AVAILABLE DATA:
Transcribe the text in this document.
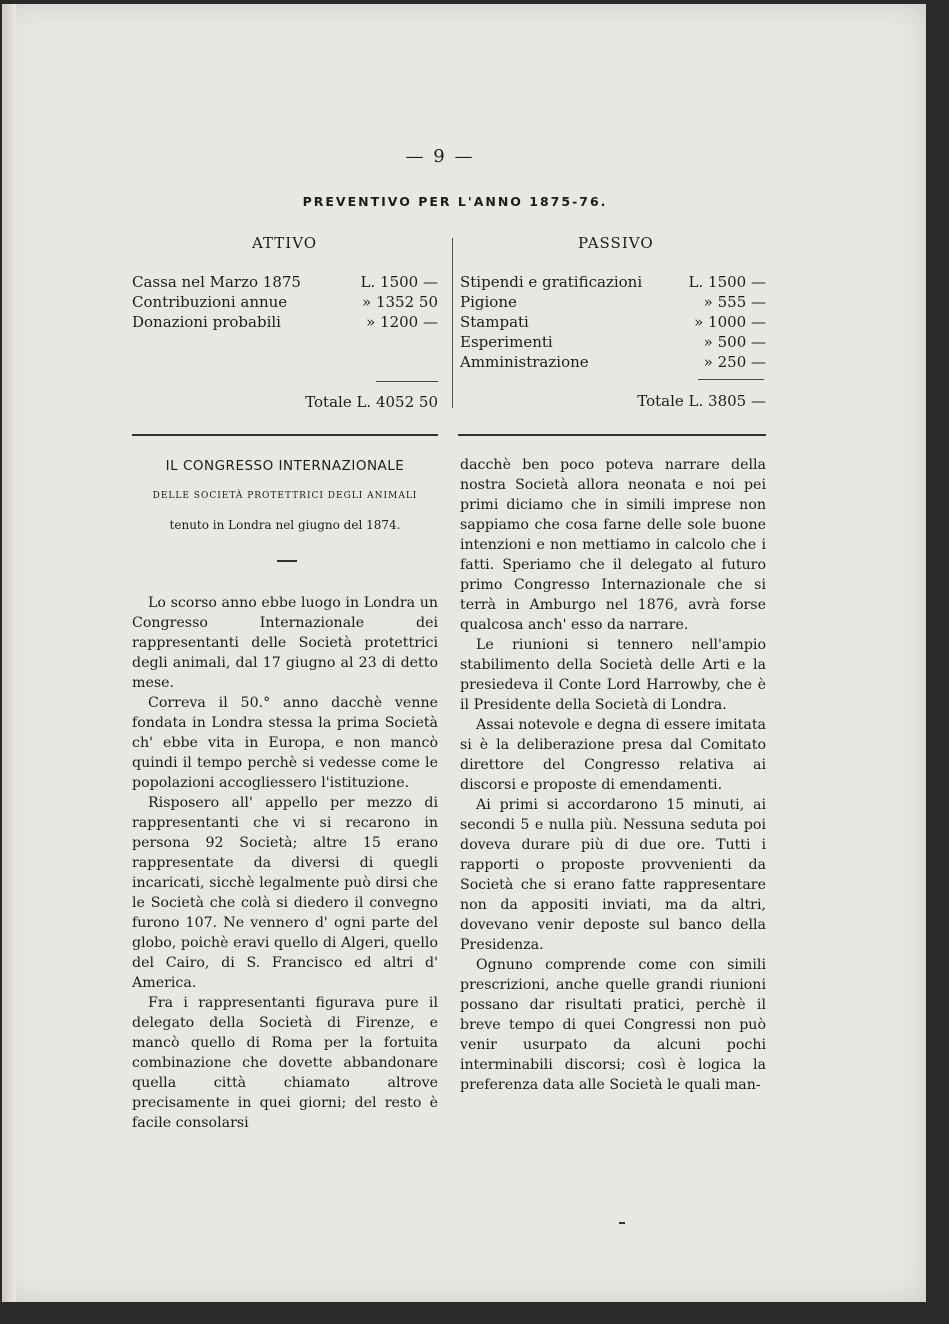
— 9 —
PREVENTIVO PER L'ANNO 1875-76.
ATTIVO	PASSIVO
Cassa nel Marzo 1875	L. 1500 —
Contribuzioni annue	» 1352 50
Donazioni probabili	» 1200 —
Totale L. 4052 50
Stipendi e gratificazioni	L. 1500 —
Pigione	» 555 —
Stampati	» 1000 —
Esperimenti	» 500 —
Amministrazione	» 250 —
Totale L. 3805 —
IL CONGRESSO INTERNAZIONALE
DELLE SOCIETÀ PROTETTRICI DEGLI ANIMALI
tenuto in Londra nel giugno del 1874.

Lo scorso anno ebbe luogo in Londra un Congresso Internazionale dei rappresentanti delle Società protettrici degli animali, dal 17 giugno al 23 di detto mese.

Correva il 50.° anno dacchè venne fondata in Londra stessa la prima Società ch' ebbe vita in Europa, e non mancò quindi il tempo perchè si vedesse come le popolazioni accogliessero l'istituzione.

Risposero all' appello per mezzo di rappresentanti che vi si recarono in persona 92 Società; altre 15 erano rappresentate da diversi di quegli incaricati, sicchè legalmente può dirsi che le Società che colà si diedero il convegno furono 107. Ne vennero d' ogni parte del globo, poichè eravi quello di Algeri, quello del Cairo, di S. Francisco ed altri d' America.

Fra i rappresentanti figurava pure il delegato della Società di Firenze, e mancò quello di Roma per la fortuita combinazione che dovette abbandonare quella città chiamato altrove precisamente in quei giorni; del resto è facile consolarsi

dacchè ben poco poteva narrare della nostra Società allora neonata e noi pei primi diciamo che in simili imprese non sappiamo che cosa farne delle sole buone intenzioni e non mettiamo in calcolo che i fatti. Speriamo che il delegato al futuro primo Congresso Internazionale che si terrà in Amburgo nel 1876, avrà forse qualcosa anch' esso da narrare.

Le riunioni si tennero nell'ampio stabilimento della Società delle Arti e la presiedeva il Conte Lord Harrowby, che è il Presidente della Società di Londra.

Assai notevole e degna di essere imitata si è la deliberazione presa dal Comitato direttore del Congresso relativa ai discorsi e proposte di emendamenti.

Ai primi si accordarono 15 minuti, ai secondi 5 e nulla più. Nessuna seduta poi doveva durare più di due ore. Tutti i rapporti o proposte provvenienti da Società che si erano fatte rappresentare non da appositi inviati, ma da altri, dovevano venir deposte sul banco della Presidenza.

Ognuno comprende come con simili prescrizioni, anche quelle grandi riunioni possano dar risultati pratici, perchè il breve tempo di quei Congressi non può venir usurpato da alcuni pochi interminabili discorsi; così è logica la preferenza data alle Società le quali man-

JOB: From the records above, copy every line that holds the word "Londra".

SOLUTION:
tenuto in Londra nel giugno del 1874.
Lo scorso anno ebbe luogo in Londra un Congresso Internazionale dei rappresentanti delle Società protettrici degli animali, dal 17 giugno al 23 di detto mese.
Correva il 50.° anno dacchè venne fondata in Londra stessa la prima Società ch' ebbe vita in Europa, e non mancò quindi il tempo perchè si vedesse come le popolazioni accogliessero l'istituzione.
Le riunioni si tennero nell'ampio stabilimento della Società delle Arti e la presiedeva il Conte Lord Harrowby, che è il Presidente della Società di Londra.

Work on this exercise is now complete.